— START Exercise data —

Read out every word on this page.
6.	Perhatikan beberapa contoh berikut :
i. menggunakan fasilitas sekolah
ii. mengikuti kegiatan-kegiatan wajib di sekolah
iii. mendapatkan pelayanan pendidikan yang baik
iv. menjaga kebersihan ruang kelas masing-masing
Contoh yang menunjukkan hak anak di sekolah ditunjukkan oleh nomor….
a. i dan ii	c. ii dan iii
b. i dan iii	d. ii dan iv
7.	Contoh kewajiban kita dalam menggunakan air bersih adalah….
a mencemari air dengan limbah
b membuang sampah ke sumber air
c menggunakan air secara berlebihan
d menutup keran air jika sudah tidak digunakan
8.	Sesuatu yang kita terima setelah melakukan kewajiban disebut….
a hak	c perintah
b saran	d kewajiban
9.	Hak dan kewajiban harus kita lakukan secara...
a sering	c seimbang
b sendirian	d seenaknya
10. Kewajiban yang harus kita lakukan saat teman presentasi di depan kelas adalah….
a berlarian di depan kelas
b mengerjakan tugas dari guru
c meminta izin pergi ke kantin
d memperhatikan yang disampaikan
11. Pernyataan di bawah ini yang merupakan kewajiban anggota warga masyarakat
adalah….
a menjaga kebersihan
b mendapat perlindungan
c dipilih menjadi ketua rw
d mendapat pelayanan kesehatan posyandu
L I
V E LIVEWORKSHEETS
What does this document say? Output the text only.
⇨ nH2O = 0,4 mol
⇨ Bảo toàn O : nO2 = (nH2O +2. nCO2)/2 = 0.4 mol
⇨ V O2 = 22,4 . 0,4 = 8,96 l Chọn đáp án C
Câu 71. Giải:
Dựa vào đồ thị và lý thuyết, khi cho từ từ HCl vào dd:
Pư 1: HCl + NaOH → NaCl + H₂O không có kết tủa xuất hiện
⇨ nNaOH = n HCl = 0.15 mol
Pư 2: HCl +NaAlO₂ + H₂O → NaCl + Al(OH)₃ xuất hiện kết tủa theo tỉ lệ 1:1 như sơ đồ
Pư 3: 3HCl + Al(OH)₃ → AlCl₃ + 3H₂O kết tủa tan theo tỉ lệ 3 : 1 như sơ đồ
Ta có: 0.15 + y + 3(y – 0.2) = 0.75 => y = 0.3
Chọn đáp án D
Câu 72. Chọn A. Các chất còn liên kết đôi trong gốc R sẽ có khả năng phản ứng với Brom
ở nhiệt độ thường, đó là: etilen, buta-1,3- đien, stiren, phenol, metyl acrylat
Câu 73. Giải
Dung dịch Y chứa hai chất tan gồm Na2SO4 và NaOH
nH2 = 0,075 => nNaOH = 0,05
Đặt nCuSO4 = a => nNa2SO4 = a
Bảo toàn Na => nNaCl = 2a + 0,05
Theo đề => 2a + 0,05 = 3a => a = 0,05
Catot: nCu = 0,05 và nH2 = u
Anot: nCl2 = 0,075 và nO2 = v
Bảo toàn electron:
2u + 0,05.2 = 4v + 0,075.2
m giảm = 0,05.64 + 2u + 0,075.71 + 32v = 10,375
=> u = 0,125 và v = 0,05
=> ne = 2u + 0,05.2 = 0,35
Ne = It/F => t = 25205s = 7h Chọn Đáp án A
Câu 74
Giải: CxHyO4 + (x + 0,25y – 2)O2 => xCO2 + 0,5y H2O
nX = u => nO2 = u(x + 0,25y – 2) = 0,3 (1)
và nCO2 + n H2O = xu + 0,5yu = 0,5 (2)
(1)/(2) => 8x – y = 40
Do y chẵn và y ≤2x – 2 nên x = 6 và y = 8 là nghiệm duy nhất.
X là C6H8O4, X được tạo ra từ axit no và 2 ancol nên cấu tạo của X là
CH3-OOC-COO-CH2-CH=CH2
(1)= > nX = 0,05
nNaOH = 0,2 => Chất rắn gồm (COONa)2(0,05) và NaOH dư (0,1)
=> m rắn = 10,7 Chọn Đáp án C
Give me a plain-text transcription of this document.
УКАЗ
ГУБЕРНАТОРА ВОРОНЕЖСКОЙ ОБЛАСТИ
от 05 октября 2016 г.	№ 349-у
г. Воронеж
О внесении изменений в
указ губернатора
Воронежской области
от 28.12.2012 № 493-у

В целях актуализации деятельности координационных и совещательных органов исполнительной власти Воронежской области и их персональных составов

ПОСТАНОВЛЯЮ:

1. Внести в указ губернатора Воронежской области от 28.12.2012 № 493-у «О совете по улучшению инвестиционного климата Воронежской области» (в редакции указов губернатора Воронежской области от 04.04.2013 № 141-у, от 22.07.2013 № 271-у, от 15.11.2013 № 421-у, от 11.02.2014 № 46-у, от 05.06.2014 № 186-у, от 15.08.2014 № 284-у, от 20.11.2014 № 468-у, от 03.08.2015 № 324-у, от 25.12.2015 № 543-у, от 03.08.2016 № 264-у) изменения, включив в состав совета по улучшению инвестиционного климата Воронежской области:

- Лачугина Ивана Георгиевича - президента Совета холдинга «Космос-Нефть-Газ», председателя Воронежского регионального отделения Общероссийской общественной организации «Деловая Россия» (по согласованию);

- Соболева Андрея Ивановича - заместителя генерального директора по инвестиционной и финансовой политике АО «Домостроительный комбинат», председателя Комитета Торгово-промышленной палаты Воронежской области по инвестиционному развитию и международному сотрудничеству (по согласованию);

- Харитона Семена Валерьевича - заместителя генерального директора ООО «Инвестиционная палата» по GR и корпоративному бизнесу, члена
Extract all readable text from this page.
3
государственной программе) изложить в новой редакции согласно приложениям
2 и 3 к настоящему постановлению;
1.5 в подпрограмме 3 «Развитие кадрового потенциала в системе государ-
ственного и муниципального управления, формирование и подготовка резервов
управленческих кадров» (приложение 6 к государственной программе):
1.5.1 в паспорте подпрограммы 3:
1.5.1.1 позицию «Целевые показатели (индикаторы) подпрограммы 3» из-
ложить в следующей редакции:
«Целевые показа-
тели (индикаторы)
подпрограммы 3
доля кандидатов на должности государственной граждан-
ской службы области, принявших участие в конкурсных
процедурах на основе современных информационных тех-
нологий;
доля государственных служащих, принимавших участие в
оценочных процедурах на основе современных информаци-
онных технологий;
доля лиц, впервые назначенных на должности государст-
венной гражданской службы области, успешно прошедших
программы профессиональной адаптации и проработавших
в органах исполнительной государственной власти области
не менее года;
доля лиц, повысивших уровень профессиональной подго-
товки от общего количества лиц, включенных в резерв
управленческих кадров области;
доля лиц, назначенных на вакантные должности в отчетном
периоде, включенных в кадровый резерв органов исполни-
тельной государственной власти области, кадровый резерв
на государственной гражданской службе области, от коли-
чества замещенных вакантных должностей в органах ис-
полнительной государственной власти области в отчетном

— END Exercise data —

Short exercise — Reproduce every line of the data verbatim.

Written solution —
Read out every word on this page.
6.	Perhatikan beberapa contoh berikut :
i. menggunakan fasilitas sekolah
ii. mengikuti kegiatan-kegiatan wajib di sekolah
iii. mendapatkan pelayanan pendidikan yang baik
iv. menjaga kebersihan ruang kelas masing-masing
Contoh yang menunjukkan hak anak di sekolah ditunjukkan oleh nomor….
a. i dan ii	c. ii dan iii
b. i dan iii	d. ii dan iv
7.	Contoh kewajiban kita dalam menggunakan air bersih adalah….
a mencemari air dengan limbah
b membuang sampah ke sumber air
c menggunakan air secara berlebihan
d menutup keran air jika sudah tidak digunakan
8.	Sesuatu yang kita terima setelah melakukan kewajiban disebut….
a hak	c perintah
b saran	d kewajiban
9.	Hak dan kewajiban harus kita lakukan secara...
a sering	c seimbang
b sendirian	d seenaknya
10. Kewajiban yang harus kita lakukan saat teman presentasi di depan kelas adalah….
a berlarian di depan kelas
b mengerjakan tugas dari guru
c meminta izin pergi ke kantin
d memperhatikan yang disampaikan
11. Pernyataan di bawah ini yang merupakan kewajiban anggota warga masyarakat
adalah….
a menjaga kebersihan
b mendapat perlindungan
c dipilih menjadi ketua rw
d mendapat pelayanan kesehatan posyandu
L I
V E LIVEWORKSHEETS
What does this document say? Output the text only.
⇨ nH2O = 0,4 mol
⇨ Bảo toàn O : nO2 = (nH2O +2. nCO2)/2 = 0.4 mol
⇨ V O2 = 22,4 . 0,4 = 8,96 l Chọn đáp án C
Câu 71. Giải:
Dựa vào đồ thị và lý thuyết, khi cho từ từ HCl vào dd:
Pư 1: HCl + NaOH → NaCl + H₂O không có kết tủa xuất hiện
⇨ nNaOH = n HCl = 0.15 mol
Pư 2: HCl +NaAlO₂ + H₂O → NaCl + Al(OH)₃ xuất hiện kết tủa theo tỉ lệ 1:1 như sơ đồ
Pư 3: 3HCl + Al(OH)₃ → AlCl₃ + 3H₂O kết tủa tan theo tỉ lệ 3 : 1 như sơ đồ
Ta có: 0.15 + y + 3(y – 0.2) = 0.75 => y = 0.3
Chọn đáp án D
Câu 72. Chọn A. Các chất còn liên kết đôi trong gốc R sẽ có khả năng phản ứng với Brom
ở nhiệt độ thường, đó là: etilen, buta-1,3- đien, stiren, phenol, metyl acrylat
Câu 73. Giải
Dung dịch Y chứa hai chất tan gồm Na2SO4 và NaOH
nH2 = 0,075 => nNaOH = 0,05
Đặt nCuSO4 = a => nNa2SO4 = a
Bảo toàn Na => nNaCl = 2a + 0,05
Theo đề => 2a + 0,05 = 3a => a = 0,05
Catot: nCu = 0,05 và nH2 = u
Anot: nCl2 = 0,075 và nO2 = v
Bảo toàn electron:
2u + 0,05.2 = 4v + 0,075.2
m giảm = 0,05.64 + 2u + 0,075.71 + 32v = 10,375
=> u = 0,125 và v = 0,05
=> ne = 2u + 0,05.2 = 0,35
Ne = It/F => t = 25205s = 7h Chọn Đáp án A
Câu 74
Giải: CxHyO4 + (x + 0,25y – 2)O2 => xCO2 + 0,5y H2O
nX = u => nO2 = u(x + 0,25y – 2) = 0,3 (1)
và nCO2 + n H2O = xu + 0,5yu = 0,5 (2)
(1)/(2) => 8x – y = 40
Do y chẵn và y ≤2x – 2 nên x = 6 và y = 8 là nghiệm duy nhất.
X là C6H8O4, X được tạo ra từ axit no và 2 ancol nên cấu tạo của X là
CH3-OOC-COO-CH2-CH=CH2
(1)= > nX = 0,05
nNaOH = 0,2 => Chất rắn gồm (COONa)2(0,05) và NaOH dư (0,1)
=> m rắn = 10,7 Chọn Đáp án C
Give me a plain-text transcription of this document.
УКАЗ
ГУБЕРНАТОРА ВОРОНЕЖСКОЙ ОБЛАСТИ
от 05 октября 2016 г.	№ 349-у
г. Воронеж
О внесении изменений в
указ губернатора
Воронежской области
от 28.12.2012 № 493-у

В целях актуализации деятельности координационных и совещательных органов исполнительной власти Воронежской области и их персональных составов

ПОСТАНОВЛЯЮ:

1. Внести в указ губернатора Воронежской области от 28.12.2012 № 493-у «О совете по улучшению инвестиционного климата Воронежской области» (в редакции указов губернатора Воронежской области от 04.04.2013 № 141-у, от 22.07.2013 № 271-у, от 15.11.2013 № 421-у, от 11.02.2014 № 46-у, от 05.06.2014 № 186-у, от 15.08.2014 № 284-у, от 20.11.2014 № 468-у, от 03.08.2015 № 324-у, от 25.12.2015 № 543-у, от 03.08.2016 № 264-у) изменения, включив в состав совета по улучшению инвестиционного климата Воронежской области:

- Лачугина Ивана Георгиевича - президента Совета холдинга «Космос-Нефть-Газ», председателя Воронежского регионального отделения Общероссийской общественной организации «Деловая Россия» (по согласованию);

- Соболева Андрея Ивановича - заместителя генерального директора по инвестиционной и финансовой политике АО «Домостроительный комбинат», председателя Комитета Торгово-промышленной палаты Воронежской области по инвестиционному развитию и международному сотрудничеству (по согласованию);

- Харитона Семена Валерьевича - заместителя генерального директора ООО «Инвестиционная палата» по GR и корпоративному бизнесу, члена
Extract all readable text from this page.
3
государственной программе) изложить в новой редакции согласно приложениям
2 и 3 к настоящему постановлению;
1.5 в подпрограмме 3 «Развитие кадрового потенциала в системе государ-
ственного и муниципального управления, формирование и подготовка резервов
управленческих кадров» (приложение 6 к государственной программе):
1.5.1 в паспорте подпрограммы 3:
1.5.1.1 позицию «Целевые показатели (индикаторы) подпрограммы 3» из-
ложить в следующей редакции:
«Целевые показа-
тели (индикаторы)
подпрограммы 3
доля кандидатов на должности государственной граждан-
ской службы области, принявших участие в конкурсных
процедурах на основе современных информационных тех-
нологий;
доля государственных служащих, принимавших участие в
оценочных процедурах на основе современных информаци-
онных технологий;
доля лиц, впервые назначенных на должности государст-
венной гражданской службы области, успешно прошедших
программы профессиональной адаптации и проработавших
в органах исполнительной государственной власти области
не менее года;
доля лиц, повысивших уровень профессиональной подго-
товки от общего количества лиц, включенных в резерв
управленческих кадров области;
доля лиц, назначенных на вакантные должности в отчетном
периоде, включенных в кадровый резерв органов исполни-
тельной государственной власти области, кадровый резерв
на государственной гражданской службе области, от коли-
чества замещенных вакантных должностей в органах ис-
полнительной государственной власти области в отчетном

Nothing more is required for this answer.